- _TASK GOAL_: Write every record out again exactly as given.
Start
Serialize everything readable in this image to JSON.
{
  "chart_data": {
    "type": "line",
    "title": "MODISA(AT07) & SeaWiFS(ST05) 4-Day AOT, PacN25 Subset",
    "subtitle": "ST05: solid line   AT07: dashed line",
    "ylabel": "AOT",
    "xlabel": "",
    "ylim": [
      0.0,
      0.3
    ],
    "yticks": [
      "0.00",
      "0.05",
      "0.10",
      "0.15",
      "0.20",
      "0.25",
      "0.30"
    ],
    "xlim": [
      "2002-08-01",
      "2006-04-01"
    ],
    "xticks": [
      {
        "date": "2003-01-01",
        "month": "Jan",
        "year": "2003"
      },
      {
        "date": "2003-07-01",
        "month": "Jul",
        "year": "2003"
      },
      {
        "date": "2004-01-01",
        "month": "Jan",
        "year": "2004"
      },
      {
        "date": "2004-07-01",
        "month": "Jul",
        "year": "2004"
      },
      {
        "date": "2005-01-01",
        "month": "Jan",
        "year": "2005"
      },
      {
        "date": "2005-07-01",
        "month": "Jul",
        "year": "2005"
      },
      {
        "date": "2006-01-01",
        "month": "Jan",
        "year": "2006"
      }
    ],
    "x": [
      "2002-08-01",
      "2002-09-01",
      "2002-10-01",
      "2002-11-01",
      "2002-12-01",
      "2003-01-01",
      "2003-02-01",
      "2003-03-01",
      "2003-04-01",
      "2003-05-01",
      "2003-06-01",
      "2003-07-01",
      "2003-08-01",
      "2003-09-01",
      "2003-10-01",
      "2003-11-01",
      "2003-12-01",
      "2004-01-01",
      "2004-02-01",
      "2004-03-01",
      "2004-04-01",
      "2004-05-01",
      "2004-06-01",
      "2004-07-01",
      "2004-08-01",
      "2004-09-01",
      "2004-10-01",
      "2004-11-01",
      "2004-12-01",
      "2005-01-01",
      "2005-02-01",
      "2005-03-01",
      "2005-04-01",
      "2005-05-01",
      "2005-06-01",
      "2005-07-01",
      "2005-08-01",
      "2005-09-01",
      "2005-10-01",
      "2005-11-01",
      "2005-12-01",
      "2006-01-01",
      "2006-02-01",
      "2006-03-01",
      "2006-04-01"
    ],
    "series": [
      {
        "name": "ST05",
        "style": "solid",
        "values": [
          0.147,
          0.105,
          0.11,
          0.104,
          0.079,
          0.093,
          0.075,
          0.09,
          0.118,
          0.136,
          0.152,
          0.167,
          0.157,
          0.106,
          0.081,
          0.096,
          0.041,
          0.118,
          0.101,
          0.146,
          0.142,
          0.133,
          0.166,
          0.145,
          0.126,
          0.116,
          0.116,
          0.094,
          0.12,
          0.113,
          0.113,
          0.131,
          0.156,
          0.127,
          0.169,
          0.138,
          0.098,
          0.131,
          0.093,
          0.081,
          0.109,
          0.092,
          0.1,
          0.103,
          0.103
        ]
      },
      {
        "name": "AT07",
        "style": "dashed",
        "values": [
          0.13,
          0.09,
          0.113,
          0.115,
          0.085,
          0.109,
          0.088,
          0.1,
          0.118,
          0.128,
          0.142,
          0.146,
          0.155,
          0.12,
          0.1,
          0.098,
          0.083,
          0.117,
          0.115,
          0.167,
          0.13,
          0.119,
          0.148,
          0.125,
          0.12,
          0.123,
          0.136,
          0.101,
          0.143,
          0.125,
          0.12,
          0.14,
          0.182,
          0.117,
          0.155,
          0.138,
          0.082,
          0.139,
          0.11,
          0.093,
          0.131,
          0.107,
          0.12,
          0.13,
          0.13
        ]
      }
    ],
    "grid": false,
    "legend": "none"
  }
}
End
- _ANSWER FOR THE TASK_:
Serialize everything readable in this image to JSON.
{
  "chart_data": {
    "type": "line",
    "title": "MODISA(AT07) & SeaWiFS(ST05) 4-Day AOT, PacN25 Subset",
    "subtitle": "ST05: solid line   AT07: dashed line",
    "ylabel": "AOT",
    "xlabel": "",
    "ylim": [
      0.0,
      0.3
    ],
    "yticks": [
      "0.00",
      "0.05",
      "0.10",
      "0.15",
      "0.20",
      "0.25",
      "0.30"
    ],
    "xlim": [
      "2002-08-01",
      "2006-04-01"
    ],
    "xticks": [
      {
        "date": "2003-01-01",
        "month": "Jan",
        "year": "2003"
      },
      {
        "date": "2003-07-01",
        "month": "Jul",
        "year": "2003"
      },
      {
        "date": "2004-01-01",
        "month": "Jan",
        "year": "2004"
      },
      {
        "date": "2004-07-01",
        "month": "Jul",
        "year": "2004"
      },
      {
        "date": "2005-01-01",
        "month": "Jan",
        "year": "2005"
      },
      {
        "date": "2005-07-01",
        "month": "Jul",
        "year": "2005"
      },
      {
        "date": "2006-01-01",
        "month": "Jan",
        "year": "2006"
      }
    ],
    "x": [
      "2002-08-01",
      "2002-09-01",
      "2002-10-01",
      "2002-11-01",
      "2002-12-01",
      "2003-01-01",
      "2003-02-01",
      "2003-03-01",
      "2003-04-01",
      "2003-05-01",
      "2003-06-01",
      "2003-07-01",
      "2003-08-01",
      "2003-09-01",
      "2003-10-01",
      "2003-11-01",
      "2003-12-01",
      "2004-01-01",
      "2004-02-01",
      "2004-03-01",
      "2004-04-01",
      "2004-05-01",
      "2004-06-01",
      "2004-07-01",
      "2004-08-01",
      "2004-09-01",
      "2004-10-01",
      "2004-11-01",
      "2004-12-01",
      "2005-01-01",
      "2005-02-01",
      "2005-03-01",
      "2005-04-01",
      "2005-05-01",
      "2005-06-01",
      "2005-07-01",
      "2005-08-01",
      "2005-09-01",
      "2005-10-01",
      "2005-11-01",
      "2005-12-01",
      "2006-01-01",
      "2006-02-01",
      "2006-03-01",
      "2006-04-01"
    ],
    "series": [
      {
        "name": "ST05",
        "style": "solid",
        "values": [
          0.147,
          0.105,
          0.11,
          0.104,
          0.079,
          0.093,
          0.075,
          0.09,
          0.118,
          0.136,
          0.152,
          0.167,
          0.157,
          0.106,
          0.081,
          0.096,
          0.041,
          0.118,
          0.101,
          0.146,
          0.142,
          0.133,
          0.166,
          0.145,
          0.126,
          0.116,
          0.116,
          0.094,
          0.12,
          0.113,
          0.113,
          0.131,
          0.156,
          0.127,
          0.169,
          0.138,
          0.098,
          0.131,
          0.093,
          0.081,
          0.109,
          0.092,
          0.1,
          0.103,
          0.103
        ]
      },
      {
        "name": "AT07",
        "style": "dashed",
        "values": [
          0.13,
          0.09,
          0.113,
          0.115,
          0.085,
          0.109,
          0.088,
          0.1,
          0.118,
          0.128,
          0.142,
          0.146,
          0.155,
          0.12,
          0.1,
          0.098,
          0.083,
          0.117,
          0.115,
          0.167,
          0.13,
          0.119,
          0.148,
          0.125,
          0.12,
          0.123,
          0.136,
          0.101,
          0.143,
          0.125,
          0.12,
          0.14,
          0.182,
          0.117,
          0.155,
          0.138,
          0.082,
          0.139,
          0.11,
          0.093,
          0.131,
          0.107,
          0.12,
          0.13,
          0.13
        ]
      }
    ],
    "grid": false,
    "legend": "none"
  }
}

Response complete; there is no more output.